#### WHAT THIS TASK INVOLVES:
Using the records below, locate all lines containing "SRMTID" and return them.

#### ENTRIES:

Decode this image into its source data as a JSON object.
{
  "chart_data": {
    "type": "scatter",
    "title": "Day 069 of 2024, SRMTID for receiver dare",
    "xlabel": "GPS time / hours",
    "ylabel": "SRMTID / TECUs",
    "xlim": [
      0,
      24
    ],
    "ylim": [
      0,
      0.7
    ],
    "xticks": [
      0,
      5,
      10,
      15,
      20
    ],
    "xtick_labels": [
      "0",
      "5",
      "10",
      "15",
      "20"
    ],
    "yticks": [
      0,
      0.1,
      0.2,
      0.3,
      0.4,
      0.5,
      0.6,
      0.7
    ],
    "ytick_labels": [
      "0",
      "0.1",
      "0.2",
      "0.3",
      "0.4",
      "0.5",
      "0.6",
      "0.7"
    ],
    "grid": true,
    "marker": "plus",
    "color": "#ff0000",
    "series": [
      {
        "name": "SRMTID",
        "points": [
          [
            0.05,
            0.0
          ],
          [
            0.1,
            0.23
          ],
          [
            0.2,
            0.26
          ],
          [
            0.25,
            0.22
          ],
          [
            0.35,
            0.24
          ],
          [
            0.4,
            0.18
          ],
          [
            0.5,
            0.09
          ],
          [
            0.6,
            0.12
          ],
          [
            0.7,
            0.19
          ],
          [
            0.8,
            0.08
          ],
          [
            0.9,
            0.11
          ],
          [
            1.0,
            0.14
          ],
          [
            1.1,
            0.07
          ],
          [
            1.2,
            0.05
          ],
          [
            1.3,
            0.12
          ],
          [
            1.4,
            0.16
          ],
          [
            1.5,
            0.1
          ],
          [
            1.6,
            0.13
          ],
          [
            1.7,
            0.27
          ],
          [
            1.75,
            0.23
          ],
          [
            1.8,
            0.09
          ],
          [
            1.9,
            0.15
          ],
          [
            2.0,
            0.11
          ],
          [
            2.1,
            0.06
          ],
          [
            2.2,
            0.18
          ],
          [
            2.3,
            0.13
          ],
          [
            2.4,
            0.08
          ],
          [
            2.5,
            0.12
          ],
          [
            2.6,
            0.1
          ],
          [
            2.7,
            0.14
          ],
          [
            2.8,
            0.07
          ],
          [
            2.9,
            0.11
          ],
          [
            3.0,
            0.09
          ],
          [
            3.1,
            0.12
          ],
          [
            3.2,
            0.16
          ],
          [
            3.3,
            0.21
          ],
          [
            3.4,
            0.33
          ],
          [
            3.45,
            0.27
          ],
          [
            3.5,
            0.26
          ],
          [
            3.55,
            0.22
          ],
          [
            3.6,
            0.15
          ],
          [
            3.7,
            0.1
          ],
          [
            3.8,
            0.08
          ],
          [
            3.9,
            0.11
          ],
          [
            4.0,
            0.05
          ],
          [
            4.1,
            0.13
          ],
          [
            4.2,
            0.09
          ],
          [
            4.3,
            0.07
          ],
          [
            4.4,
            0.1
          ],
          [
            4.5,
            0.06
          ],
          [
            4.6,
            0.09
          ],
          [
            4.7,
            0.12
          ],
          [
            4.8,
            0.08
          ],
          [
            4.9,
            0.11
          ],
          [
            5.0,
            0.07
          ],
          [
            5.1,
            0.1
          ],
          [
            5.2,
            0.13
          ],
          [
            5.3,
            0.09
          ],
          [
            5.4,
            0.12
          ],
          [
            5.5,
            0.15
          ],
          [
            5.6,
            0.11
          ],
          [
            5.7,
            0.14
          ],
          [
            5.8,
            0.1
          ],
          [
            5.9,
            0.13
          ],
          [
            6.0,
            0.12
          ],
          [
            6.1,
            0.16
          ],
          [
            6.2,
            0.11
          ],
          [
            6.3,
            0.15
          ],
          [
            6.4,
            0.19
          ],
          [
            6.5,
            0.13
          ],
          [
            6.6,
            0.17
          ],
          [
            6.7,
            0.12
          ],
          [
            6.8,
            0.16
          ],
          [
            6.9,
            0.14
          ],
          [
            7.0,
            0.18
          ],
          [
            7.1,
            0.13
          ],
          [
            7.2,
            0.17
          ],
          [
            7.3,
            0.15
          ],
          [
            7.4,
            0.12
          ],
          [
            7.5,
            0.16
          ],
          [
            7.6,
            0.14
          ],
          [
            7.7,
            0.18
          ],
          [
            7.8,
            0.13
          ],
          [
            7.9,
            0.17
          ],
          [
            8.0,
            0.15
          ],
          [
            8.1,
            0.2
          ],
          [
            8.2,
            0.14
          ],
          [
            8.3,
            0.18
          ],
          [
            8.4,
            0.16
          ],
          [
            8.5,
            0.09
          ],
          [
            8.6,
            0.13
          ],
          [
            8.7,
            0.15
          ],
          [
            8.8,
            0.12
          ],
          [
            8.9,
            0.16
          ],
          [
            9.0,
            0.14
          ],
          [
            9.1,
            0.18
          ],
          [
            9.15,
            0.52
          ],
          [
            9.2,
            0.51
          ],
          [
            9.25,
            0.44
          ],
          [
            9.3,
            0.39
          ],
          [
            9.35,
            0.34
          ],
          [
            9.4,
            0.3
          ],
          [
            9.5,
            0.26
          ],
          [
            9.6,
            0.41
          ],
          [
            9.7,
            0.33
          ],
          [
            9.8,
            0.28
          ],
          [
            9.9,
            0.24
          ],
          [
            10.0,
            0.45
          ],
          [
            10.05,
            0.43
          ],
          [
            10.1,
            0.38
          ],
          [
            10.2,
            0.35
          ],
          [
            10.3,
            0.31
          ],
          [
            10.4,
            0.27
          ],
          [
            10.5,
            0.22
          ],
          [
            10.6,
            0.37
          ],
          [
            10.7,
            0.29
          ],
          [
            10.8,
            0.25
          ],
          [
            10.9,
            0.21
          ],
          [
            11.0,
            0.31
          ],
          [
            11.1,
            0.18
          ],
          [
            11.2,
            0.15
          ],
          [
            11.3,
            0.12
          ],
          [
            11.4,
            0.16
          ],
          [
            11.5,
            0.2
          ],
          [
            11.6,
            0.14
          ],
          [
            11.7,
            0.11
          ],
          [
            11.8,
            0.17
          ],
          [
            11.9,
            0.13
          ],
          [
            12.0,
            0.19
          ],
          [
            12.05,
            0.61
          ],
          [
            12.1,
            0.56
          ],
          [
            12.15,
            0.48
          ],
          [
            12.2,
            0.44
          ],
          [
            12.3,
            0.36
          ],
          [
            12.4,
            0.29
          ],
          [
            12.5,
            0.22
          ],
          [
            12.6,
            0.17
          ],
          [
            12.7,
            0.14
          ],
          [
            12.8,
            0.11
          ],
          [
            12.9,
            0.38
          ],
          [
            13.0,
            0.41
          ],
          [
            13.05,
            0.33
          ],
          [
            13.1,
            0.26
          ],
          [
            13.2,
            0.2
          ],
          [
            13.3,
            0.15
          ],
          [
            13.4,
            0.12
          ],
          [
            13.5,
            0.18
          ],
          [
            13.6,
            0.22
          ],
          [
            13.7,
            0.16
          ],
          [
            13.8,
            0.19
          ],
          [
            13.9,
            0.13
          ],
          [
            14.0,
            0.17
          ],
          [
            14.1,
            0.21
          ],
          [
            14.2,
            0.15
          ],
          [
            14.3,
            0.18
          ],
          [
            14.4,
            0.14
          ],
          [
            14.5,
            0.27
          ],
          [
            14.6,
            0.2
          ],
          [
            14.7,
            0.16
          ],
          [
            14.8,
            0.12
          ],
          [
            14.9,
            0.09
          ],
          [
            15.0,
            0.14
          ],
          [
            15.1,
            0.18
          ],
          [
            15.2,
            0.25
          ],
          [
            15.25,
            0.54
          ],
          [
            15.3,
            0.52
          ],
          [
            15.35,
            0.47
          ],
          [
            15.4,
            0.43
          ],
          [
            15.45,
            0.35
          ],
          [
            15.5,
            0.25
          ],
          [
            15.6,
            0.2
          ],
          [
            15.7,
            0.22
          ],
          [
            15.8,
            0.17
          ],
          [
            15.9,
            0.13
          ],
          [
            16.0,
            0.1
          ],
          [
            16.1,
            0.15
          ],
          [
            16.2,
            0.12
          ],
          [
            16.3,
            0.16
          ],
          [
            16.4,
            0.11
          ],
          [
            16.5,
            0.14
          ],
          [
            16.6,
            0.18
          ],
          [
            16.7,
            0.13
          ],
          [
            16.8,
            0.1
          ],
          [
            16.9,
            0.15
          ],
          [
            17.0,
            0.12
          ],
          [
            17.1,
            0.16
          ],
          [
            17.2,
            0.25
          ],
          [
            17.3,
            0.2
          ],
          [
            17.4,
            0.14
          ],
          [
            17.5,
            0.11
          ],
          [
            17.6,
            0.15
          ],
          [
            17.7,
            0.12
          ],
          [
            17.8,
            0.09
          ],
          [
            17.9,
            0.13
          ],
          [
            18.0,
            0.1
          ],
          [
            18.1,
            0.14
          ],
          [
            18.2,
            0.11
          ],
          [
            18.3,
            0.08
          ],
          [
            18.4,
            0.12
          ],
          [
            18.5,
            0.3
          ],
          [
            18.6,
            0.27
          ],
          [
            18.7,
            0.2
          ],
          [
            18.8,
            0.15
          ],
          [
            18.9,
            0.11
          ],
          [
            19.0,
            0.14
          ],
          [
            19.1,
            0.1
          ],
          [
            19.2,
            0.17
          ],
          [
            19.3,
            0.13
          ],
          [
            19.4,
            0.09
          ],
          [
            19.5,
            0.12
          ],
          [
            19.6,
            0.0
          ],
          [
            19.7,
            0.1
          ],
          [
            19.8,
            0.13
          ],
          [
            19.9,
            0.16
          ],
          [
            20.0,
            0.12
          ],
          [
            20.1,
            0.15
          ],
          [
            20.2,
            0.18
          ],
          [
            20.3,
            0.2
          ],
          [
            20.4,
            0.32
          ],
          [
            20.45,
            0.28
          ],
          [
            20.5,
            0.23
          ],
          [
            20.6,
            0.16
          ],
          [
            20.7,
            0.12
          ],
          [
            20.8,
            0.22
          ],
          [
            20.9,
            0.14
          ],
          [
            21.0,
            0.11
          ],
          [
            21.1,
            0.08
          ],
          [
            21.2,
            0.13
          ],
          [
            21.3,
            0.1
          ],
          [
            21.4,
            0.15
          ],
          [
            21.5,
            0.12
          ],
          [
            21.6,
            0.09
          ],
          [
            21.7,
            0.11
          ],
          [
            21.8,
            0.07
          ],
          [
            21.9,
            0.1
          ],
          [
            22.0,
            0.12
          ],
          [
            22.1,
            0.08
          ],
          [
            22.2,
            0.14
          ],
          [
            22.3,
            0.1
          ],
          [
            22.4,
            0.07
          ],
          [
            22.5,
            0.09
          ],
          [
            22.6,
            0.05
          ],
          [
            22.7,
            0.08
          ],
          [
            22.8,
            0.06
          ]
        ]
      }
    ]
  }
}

#### TASK ANSWER:
    "title": "Day 069 of 2024, SRMTID for receiver dare",
    "ylabel": "SRMTID / TECUs",
        "name": "SRMTID",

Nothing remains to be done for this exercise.